* **TRECHO DA FONTE**
####

Publicado em Conjuntura & Planejamento, n. 140
Um fenômeno importante, já evidenciado em pesquisas
anteriores, vem se confirmando no setor automotivo
brasileiro. Na contramão da produção ascendente,
a estagnação do emprego é uma característica daquele
que é um dos segmentos tradicionalmente associados
à geração de postos de trabalho em larga escala.
Empregos sim, mas não como antes. Estabelecer
uma correlação direta entre elevação da produção e
ampliação do nível de emprego setorial está cada vez
mais difícil, e é uma situação ainda menos provável de
encontrar nas regiões produtoras mais antigas.
Na divulgação das estatísticas relativas à indústria
automotiva brasileira no ano de 2005, destacou-se
sobretudo a produção recorde de 2,44 milhões de veículos
montados no ano – o que inclui os automóveis,
comerciais leves, caminhões e ônibus. Pouca atenção,
entretanto, foi dedicada à análise do comportamento
do emprego no setor. Essa ênfase no número
de unidades produzidas não deixa de ser compreensível
visto que o desempenho da indústria automotiva
superou em dez por cento a produção também
recorde do ano anterior. São resultados indiscutivelmente
expressivos, em especial se comparados com
os índices de dez anos atrás. Verificou-se, em 2005,
um crescimento da ordem de cinqüenta por cento em
relação à produção observada em 1995, conforme
podemos observar na Tabela 1.

####

* **DADOS FORNECIDOS**
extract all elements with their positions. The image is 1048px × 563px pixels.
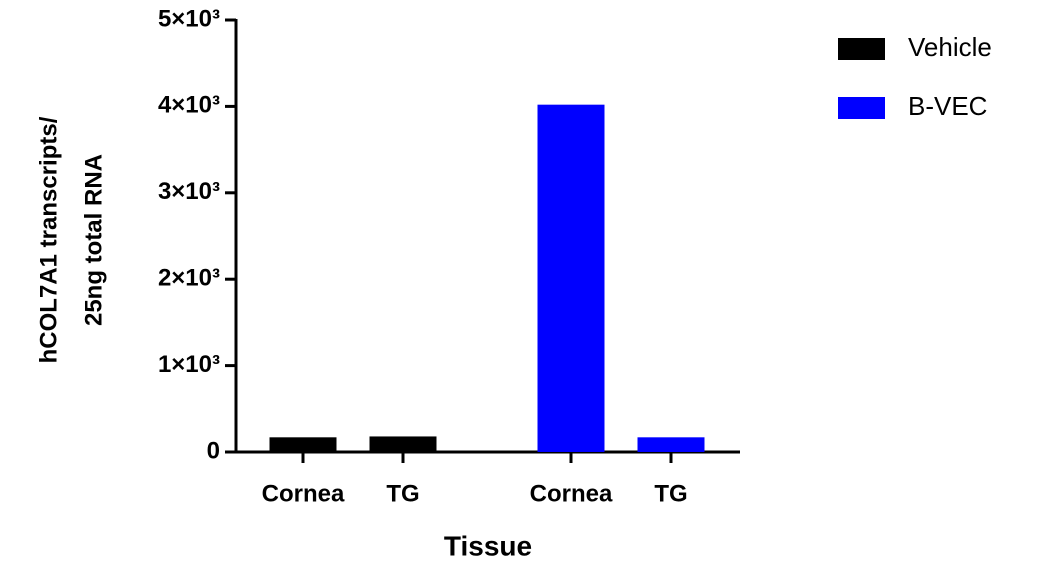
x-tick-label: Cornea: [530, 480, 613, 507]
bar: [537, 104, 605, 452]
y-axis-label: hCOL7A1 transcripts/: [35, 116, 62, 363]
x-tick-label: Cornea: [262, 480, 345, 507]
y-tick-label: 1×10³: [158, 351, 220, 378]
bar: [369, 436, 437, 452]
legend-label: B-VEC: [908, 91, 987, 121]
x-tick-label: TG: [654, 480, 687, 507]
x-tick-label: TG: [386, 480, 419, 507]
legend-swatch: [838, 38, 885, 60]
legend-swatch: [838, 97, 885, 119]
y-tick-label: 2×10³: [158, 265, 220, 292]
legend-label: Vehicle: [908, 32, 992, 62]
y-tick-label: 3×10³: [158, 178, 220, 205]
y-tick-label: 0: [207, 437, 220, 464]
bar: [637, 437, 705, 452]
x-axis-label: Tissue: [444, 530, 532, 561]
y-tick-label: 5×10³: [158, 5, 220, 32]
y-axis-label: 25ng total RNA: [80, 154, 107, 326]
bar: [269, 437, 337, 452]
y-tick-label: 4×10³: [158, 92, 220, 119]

####

* **SUAS TAREFAS**
A. Liste os tipos de veículo que, segundo o texto sobre a indústria automotiva, entram na produção de 2005.
B. Modifique o trecho do texto sobre a indústria automotiva que começa com as palavras que contêm "Publicado em Conjuntura" e termina com "em larga escala.", trocando "estagnação" por "queda".
O material não tem relação com o texto.

* **EXERCÍCIO RESOLVIDO**
A. Automóveis, comerciais leves, caminhões e ônibus.

B.
Publicado em Conjuntura & Planejamento, n. 140
Um fenômeno importante, já evidenciado em pesquisas
anteriores, vem se confirmando no setor automotivo
brasileiro. Na contramão da produção ascendente,
a queda do emprego é uma característica daquele
que é um dos segmentos tradicionalmente associados
à geração de postos de trabalho em larga escala.